GIVEN TEXT:
○ ○ ○ ○ ○

The European Commission has adopted two initiatives for improving the digital skills of European citizens. It calls on Member States to ensure universal access to high-quality digital education and training, and to address the varying levels of digital skills within different segments of the population. The Commission will facilitate mutual learning and exchanges among Member States and stakeholders, and the recognition of certification of digital skills through a pilot project of the European Digital Skills Certificate. The pilot project will be run together with several Member States, and the final European Digital Skills Certificate will be rolled out in 2024 based on the pilot’s outcomes and a feasibility study.
The European Commission has published a second report on the implementation of the Regulation on open internet access. The report finds that the Regulation continues to fulfill its objectives. It also underlines that the development of technology and market changes require further guidance and greater legal clarity in certain areas. The report is relevant in the context of an ongoing exploratory consultation on the future of connectivity and infrastructure. A part of the consultation is subject to a heated debate on telecommunication provider’s proposal regarding contributions from large online providers to compensate internet service providers for the use of their network.
The Regulation on open internet access and the subsequent BEREC’s implementing guidelines ensure rules are applied uniformly across the EU. The EU does not allow blocking, throttling and discriminating internet traffic by Internet Service Providers (ISPs). There are, however, 3 exceptions: compliance with legal obligations, integrity of the network, and congestion management in exceptional and temporary situations. The Regulation also specifies the requirements regarding the provision of specialized services with specific quality requirements by internet access providers and providers of content and applications. These must respect certain safeguards to ensure that the open Internet is not negatively affected by the provision of the service.

○ ○ ○ ○ ○

Data for analyzing document layout:
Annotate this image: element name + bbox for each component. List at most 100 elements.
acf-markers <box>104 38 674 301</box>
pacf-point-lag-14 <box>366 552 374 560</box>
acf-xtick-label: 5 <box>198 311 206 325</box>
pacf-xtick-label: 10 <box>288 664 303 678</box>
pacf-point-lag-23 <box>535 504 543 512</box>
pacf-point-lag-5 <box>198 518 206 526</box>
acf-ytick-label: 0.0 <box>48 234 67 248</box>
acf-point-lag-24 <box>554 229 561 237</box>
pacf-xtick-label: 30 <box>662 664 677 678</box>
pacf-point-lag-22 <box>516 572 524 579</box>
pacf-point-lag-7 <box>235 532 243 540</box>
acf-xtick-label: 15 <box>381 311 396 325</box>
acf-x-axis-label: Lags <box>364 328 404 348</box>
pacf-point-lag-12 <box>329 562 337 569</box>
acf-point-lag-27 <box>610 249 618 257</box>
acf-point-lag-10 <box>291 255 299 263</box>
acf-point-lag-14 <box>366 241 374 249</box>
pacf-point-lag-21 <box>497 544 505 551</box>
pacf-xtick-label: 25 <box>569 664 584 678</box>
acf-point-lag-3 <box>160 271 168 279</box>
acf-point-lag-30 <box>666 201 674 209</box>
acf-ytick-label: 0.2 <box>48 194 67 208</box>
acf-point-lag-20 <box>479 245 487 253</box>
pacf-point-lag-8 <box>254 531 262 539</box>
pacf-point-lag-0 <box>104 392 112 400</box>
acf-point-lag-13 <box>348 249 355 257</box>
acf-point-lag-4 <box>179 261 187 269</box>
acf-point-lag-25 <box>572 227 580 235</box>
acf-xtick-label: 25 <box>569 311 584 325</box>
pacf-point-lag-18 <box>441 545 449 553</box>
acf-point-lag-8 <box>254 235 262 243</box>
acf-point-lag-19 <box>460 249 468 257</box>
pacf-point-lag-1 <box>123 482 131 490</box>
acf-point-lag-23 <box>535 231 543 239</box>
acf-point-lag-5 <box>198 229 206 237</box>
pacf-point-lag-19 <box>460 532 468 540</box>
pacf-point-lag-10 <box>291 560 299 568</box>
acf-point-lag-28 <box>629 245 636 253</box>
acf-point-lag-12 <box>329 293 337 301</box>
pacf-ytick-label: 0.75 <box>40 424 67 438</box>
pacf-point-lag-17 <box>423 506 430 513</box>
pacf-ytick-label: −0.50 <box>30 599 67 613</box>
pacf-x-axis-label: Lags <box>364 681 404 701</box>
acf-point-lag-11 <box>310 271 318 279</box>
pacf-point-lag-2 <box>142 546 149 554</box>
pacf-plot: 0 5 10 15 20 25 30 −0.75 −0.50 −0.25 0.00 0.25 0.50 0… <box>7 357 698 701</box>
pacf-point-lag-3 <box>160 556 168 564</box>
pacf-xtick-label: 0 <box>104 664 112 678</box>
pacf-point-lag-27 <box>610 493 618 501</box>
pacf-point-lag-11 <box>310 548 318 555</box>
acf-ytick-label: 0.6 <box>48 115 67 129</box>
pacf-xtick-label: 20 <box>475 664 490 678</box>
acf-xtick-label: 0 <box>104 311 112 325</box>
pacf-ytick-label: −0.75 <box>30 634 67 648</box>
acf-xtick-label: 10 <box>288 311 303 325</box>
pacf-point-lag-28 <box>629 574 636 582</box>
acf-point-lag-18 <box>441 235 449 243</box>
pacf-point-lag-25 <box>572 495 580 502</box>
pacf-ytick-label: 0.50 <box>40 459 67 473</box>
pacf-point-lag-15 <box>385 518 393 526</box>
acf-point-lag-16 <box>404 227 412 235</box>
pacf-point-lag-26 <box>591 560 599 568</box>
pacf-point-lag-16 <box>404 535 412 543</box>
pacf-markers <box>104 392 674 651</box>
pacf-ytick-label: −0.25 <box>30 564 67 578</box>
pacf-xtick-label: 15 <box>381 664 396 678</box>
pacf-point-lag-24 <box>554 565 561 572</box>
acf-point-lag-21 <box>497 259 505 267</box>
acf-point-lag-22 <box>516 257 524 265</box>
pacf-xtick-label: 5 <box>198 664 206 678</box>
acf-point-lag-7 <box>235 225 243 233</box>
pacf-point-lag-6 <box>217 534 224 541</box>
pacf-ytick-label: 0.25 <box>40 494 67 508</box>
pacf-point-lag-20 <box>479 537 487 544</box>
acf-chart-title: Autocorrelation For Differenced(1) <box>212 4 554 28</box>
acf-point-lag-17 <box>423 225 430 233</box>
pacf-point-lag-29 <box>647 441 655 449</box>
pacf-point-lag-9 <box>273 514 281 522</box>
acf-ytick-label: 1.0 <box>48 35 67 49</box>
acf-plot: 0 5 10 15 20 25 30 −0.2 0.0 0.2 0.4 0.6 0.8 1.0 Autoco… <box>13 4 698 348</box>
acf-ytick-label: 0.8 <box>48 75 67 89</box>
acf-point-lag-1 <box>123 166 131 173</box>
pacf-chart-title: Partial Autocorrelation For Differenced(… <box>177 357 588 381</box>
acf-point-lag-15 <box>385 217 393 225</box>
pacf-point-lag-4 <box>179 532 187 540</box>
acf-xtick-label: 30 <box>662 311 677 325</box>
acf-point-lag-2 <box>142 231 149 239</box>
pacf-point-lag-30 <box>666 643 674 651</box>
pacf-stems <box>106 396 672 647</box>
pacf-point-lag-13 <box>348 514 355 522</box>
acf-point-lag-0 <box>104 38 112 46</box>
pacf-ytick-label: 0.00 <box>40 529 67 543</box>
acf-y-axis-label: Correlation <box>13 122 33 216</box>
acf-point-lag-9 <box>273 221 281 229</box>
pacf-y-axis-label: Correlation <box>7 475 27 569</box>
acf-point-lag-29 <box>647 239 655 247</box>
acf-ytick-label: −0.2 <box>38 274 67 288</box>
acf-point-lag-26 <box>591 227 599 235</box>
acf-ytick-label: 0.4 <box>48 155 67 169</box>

○ ○ ○ ○ ○

PROBLEM STATEMENT:
According to the text on EU digital policy, in what year will the final European Digital Skills Certificate be rolled out? Work from the text alone and leave the lines aside.

WRITTEN REPLY:
In 2024, based on the pilot's outcomes and a feasibility study.